== Problem requirements ==
Pull out every line below containing the word "quem".

== Data entries ==
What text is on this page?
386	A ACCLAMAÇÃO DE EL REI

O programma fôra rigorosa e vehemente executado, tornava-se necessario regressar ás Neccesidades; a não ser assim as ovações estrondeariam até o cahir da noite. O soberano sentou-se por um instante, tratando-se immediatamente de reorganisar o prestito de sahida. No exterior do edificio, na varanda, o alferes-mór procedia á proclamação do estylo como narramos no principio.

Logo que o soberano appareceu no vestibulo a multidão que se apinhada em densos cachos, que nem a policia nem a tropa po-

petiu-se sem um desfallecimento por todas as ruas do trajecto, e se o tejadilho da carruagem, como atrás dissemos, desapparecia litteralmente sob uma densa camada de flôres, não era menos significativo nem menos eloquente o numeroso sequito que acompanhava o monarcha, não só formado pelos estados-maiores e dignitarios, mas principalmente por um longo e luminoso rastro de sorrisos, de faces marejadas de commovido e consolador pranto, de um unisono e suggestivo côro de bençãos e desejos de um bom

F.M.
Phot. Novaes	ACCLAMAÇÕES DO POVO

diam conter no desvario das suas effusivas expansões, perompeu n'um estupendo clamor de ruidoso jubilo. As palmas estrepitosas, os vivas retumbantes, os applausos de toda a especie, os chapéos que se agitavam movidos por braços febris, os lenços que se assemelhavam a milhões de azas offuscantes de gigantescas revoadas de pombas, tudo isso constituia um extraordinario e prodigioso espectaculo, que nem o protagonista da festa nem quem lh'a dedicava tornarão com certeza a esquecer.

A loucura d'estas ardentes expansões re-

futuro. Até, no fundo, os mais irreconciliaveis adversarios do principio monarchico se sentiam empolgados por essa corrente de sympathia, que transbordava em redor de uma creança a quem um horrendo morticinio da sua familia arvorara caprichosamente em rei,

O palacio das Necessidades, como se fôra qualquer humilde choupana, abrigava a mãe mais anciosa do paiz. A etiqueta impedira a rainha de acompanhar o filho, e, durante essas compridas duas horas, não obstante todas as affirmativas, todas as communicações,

== Worked solution ==
diam conter no desvario das suas effusivas expansões, perompeu n'um estupendo clamor de ruidoso jubilo. As palmas estrepitosas, os vivas retumbantes, os applausos de toda a especie, os chapéos que se agitavam movidos por braços febris, os lenços que se assemelhavam a milhões de azas offuscantes de gigantescas revoadas de pombas, tudo isso constituia um extraordinario e prodigioso espectaculo, que nem o protagonista da festa nem quem lh'a dedicava tornarão com certeza a esquecer.
futuro. Até, no fundo, os mais irreconciliaveis adversarios do principio monarchico se sentiam empolgados por essa corrente de sympathia, que transbordava em redor de uma creança a quem um horrendo morticinio da sua familia arvorara caprichosamente em rei,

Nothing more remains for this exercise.